[EXERCISE DIRECTIONS] Reproduce every line of the material below character for character, changing nothing.

[Dataset rows]
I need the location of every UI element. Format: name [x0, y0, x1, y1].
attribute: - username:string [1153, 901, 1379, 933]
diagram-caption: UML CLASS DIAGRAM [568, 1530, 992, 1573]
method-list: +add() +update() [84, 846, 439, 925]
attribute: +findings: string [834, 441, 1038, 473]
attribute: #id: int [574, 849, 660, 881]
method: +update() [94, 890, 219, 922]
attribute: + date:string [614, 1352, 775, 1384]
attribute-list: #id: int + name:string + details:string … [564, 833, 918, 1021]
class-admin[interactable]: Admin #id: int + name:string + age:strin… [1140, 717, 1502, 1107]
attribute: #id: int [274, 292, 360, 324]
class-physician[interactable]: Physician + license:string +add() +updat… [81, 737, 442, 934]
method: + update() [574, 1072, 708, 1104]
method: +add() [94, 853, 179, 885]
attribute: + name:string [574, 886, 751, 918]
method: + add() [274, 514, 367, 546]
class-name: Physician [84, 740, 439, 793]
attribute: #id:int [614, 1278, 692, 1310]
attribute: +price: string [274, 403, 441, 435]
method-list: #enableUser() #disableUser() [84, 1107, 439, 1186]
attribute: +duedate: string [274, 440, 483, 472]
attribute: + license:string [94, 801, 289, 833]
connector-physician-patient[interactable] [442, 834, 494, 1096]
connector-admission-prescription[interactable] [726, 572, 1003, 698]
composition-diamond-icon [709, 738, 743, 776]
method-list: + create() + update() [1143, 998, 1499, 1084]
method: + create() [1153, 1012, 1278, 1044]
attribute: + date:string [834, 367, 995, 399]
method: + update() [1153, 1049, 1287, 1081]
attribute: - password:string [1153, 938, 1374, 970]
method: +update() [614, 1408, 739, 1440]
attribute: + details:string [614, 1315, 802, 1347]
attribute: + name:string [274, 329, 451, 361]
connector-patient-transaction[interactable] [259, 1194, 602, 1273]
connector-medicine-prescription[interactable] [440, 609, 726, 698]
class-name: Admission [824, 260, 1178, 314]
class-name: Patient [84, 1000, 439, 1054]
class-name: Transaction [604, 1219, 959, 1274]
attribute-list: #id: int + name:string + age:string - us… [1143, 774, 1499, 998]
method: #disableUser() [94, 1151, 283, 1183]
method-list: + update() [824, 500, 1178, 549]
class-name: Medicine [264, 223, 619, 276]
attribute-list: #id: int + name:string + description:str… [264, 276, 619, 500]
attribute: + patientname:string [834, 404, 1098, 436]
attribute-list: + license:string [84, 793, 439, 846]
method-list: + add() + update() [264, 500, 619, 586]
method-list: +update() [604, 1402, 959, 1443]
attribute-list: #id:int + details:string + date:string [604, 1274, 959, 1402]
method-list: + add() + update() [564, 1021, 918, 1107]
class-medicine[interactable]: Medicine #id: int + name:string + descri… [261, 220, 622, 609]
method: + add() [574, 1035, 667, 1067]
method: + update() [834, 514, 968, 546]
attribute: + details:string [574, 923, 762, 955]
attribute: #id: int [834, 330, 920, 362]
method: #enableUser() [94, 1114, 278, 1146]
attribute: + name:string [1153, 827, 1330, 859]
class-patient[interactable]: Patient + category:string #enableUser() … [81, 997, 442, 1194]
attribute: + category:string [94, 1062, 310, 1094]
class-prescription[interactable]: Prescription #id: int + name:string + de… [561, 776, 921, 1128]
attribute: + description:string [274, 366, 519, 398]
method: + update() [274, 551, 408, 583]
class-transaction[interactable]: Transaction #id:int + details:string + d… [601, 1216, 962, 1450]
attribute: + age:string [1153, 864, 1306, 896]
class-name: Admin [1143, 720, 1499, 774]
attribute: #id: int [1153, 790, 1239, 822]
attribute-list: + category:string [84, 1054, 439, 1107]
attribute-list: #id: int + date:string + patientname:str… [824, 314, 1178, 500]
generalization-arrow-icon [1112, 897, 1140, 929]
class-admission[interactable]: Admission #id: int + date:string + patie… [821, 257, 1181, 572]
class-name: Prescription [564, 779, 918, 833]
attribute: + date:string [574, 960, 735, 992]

[CORRECT ANSWER]
I need the location of every UI element. Format: name [x0, y0, x1, y1].
attribute: - username:string [1153, 901, 1379, 933]
diagram-caption: UML CLASS DIAGRAM [568, 1530, 992, 1573]
method-list: +add() +update() [84, 846, 439, 925]
attribute: +findings: string [834, 441, 1038, 473]
attribute: #id: int [574, 849, 660, 881]
method: +update() [94, 890, 219, 922]
attribute: + date:string [614, 1352, 775, 1384]
attribute-list: #id: int + name:string + details:string … [564, 833, 918, 1021]
class-admin[interactable]: Admin #id: int + name:string + age:strin… [1140, 717, 1502, 1107]
attribute: #id: int [274, 292, 360, 324]
class-physician[interactable]: Physician + license:string +add() +updat… [81, 737, 442, 934]
method: + update() [574, 1072, 708, 1104]
method: +add() [94, 853, 179, 885]
attribute: + name:string [574, 886, 751, 918]
method: + add() [274, 514, 367, 546]
class-name: Physician [84, 740, 439, 793]
attribute: #id:int [614, 1278, 692, 1310]
attribute: +price: string [274, 403, 441, 435]
method-list: #enableUser() #disableUser() [84, 1107, 439, 1186]
attribute: +duedate: string [274, 440, 483, 472]
attribute: + license:string [94, 801, 289, 833]
connector-physician-patient[interactable] [442, 834, 494, 1096]
connector-admission-prescription[interactable] [726, 572, 1003, 698]
composition-diamond-icon [709, 738, 743, 776]
method-list: + create() + update() [1143, 998, 1499, 1084]
method: + create() [1153, 1012, 1278, 1044]
attribute: + date:string [834, 367, 995, 399]
method: + update() [1153, 1049, 1287, 1081]
attribute: - password:string [1153, 938, 1374, 970]
method: +update() [614, 1408, 739, 1440]
attribute: + details:string [614, 1315, 802, 1347]
attribute: + name:string [274, 329, 451, 361]
connector-patient-transaction[interactable] [259, 1194, 602, 1273]
connector-medicine-prescription[interactable] [440, 609, 726, 698]
class-name: Admission [824, 260, 1178, 314]
class-name: Patient [84, 1000, 439, 1054]
class-name: Transaction [604, 1219, 959, 1274]
attribute-list: #id: int + name:string + age:string - us… [1143, 774, 1499, 998]
method: #disableUser() [94, 1151, 283, 1183]
method-list: + update() [824, 500, 1178, 549]
class-name: Medicine [264, 223, 619, 276]
attribute-list: #id: int + name:string + description:str… [264, 276, 619, 500]
attribute: + patientname:string [834, 404, 1098, 436]
attribute-list: + license:string [84, 793, 439, 846]
method-list: + add() + update() [264, 500, 619, 586]
method-list: +update() [604, 1402, 959, 1443]
attribute-list: #id:int + details:string + date:string [604, 1274, 959, 1402]
method-list: + add() + update() [564, 1021, 918, 1107]
class-medicine[interactable]: Medicine #id: int + name:string + descri… [261, 220, 622, 609]
method: + add() [574, 1035, 667, 1067]
method: + update() [834, 514, 968, 546]
attribute: + details:string [574, 923, 762, 955]
attribute: #id: int [834, 330, 920, 362]
method: #enableUser() [94, 1114, 278, 1146]
attribute: + name:string [1153, 827, 1330, 859]
class-patient[interactable]: Patient + category:string #enableUser() … [81, 997, 442, 1194]
attribute: + category:string [94, 1062, 310, 1094]
class-prescription[interactable]: Prescription #id: int + name:string + de… [561, 776, 921, 1128]
attribute: + description:string [274, 366, 519, 398]
method: + update() [274, 551, 408, 583]
class-transaction[interactable]: Transaction #id:int + details:string + d… [601, 1216, 962, 1450]
attribute: + age:string [1153, 864, 1306, 896]
class-name: Admin [1143, 720, 1499, 774]
attribute: #id: int [1153, 790, 1239, 822]
attribute-list: + category:string [84, 1054, 439, 1107]
attribute-list: #id: int + date:string + patientname:str… [824, 314, 1178, 500]
generalization-arrow-icon [1112, 897, 1140, 929]
class-admission[interactable]: Admission #id: int + date:string + patie… [821, 257, 1181, 572]
class-name: Prescription [564, 779, 918, 833]
attribute: + date:string [574, 960, 735, 992]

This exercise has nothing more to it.